** LISTING **
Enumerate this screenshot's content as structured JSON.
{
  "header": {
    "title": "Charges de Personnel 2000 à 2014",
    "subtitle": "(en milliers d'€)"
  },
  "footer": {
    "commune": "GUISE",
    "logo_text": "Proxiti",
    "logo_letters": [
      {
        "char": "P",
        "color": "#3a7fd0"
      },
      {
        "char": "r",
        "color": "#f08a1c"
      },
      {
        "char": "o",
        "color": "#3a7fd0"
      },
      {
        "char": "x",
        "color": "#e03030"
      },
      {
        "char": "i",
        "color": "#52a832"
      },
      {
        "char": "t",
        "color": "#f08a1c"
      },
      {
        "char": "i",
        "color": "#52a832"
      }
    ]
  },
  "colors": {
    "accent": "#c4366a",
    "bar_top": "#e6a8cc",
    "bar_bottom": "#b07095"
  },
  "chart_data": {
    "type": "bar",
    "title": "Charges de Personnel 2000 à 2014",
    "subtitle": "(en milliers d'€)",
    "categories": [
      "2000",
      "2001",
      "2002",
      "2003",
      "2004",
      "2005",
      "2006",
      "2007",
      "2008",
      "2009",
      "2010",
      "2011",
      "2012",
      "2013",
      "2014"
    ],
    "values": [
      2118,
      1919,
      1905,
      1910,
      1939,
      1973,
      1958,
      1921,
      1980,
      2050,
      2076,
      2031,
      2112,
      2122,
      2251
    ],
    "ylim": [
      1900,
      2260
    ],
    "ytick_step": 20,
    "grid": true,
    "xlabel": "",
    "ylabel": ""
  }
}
==
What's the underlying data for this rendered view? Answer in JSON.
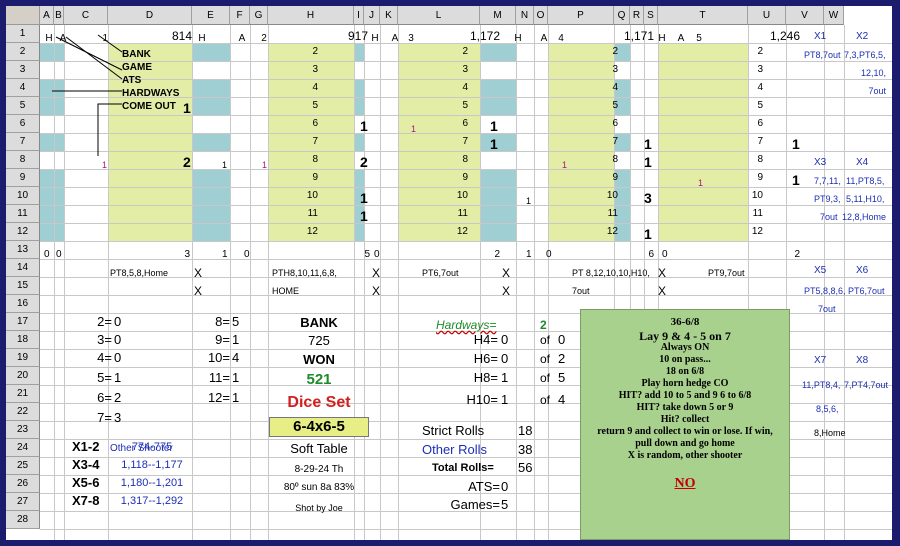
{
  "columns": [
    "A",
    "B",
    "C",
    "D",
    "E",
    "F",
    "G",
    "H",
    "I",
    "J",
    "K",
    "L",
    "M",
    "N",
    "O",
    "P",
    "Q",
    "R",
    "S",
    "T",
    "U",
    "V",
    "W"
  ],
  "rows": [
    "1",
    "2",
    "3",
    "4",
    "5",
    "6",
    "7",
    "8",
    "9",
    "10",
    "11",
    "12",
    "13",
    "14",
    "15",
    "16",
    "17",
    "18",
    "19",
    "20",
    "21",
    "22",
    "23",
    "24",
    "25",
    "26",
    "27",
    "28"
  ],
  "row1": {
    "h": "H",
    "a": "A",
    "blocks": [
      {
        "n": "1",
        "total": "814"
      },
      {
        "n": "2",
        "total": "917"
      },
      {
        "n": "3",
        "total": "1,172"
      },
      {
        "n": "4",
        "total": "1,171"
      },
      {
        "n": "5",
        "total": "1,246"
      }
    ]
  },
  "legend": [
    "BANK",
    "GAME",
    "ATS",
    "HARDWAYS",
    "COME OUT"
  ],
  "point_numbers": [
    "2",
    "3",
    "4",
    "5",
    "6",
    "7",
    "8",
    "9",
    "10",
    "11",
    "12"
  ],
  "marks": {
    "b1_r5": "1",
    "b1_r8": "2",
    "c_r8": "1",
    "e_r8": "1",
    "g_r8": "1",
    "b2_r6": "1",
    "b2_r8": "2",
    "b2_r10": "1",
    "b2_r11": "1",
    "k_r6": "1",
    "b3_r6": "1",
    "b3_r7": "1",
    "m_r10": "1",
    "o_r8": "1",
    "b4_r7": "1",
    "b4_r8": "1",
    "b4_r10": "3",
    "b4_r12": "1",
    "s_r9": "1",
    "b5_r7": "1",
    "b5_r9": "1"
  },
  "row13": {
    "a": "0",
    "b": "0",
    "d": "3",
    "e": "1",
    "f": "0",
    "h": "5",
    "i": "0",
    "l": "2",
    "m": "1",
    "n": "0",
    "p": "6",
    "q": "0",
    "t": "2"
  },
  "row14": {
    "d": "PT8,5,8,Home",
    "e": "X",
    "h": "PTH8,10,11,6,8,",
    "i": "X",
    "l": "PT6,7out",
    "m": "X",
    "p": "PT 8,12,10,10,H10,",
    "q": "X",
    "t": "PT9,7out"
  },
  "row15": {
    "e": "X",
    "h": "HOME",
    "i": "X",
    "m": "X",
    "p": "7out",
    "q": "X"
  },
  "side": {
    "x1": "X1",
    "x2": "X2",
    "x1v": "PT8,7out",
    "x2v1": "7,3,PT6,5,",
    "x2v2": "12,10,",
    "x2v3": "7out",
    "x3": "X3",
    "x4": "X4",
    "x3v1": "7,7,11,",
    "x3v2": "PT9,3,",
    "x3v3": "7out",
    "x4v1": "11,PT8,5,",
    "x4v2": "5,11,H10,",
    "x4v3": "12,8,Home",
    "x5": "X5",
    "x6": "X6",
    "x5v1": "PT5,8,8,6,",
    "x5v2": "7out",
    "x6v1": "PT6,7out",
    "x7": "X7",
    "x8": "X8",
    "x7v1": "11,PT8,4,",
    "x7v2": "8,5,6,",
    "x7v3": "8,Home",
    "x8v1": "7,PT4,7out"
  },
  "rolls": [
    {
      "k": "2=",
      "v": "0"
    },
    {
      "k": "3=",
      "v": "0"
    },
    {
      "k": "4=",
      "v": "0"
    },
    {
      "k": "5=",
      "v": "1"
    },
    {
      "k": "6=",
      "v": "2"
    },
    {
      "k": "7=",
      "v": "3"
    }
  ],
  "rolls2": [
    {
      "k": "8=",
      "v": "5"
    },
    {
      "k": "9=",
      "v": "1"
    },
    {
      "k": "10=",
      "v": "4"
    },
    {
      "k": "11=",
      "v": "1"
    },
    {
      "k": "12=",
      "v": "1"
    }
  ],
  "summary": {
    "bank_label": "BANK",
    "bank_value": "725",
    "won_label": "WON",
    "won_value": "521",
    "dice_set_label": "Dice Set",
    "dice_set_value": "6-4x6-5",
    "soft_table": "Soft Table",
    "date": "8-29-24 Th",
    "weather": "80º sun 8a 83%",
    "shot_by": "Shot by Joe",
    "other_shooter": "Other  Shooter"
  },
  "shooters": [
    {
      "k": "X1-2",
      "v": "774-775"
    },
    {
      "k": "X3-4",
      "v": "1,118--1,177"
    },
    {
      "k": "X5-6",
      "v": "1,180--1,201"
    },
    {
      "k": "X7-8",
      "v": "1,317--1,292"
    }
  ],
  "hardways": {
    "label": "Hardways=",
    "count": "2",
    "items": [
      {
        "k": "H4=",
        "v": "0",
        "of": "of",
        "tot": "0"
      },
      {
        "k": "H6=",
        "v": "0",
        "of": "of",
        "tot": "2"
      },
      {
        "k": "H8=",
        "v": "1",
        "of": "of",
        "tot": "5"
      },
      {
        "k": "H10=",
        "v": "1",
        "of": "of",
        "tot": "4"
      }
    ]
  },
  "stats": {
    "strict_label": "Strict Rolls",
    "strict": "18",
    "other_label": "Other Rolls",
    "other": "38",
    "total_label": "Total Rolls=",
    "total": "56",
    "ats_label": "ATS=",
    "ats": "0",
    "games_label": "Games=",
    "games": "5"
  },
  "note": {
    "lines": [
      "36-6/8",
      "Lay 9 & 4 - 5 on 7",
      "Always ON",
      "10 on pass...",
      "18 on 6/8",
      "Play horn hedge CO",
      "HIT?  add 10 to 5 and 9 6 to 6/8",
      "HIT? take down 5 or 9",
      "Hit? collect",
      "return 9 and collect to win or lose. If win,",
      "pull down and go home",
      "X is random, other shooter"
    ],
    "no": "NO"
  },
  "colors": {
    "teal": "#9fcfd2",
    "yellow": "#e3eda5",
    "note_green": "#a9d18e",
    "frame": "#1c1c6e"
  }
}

** WORK TO DO **
Each line of the material that holds the string "milliers" counts once; give the total alone.

** OUTPUT **
2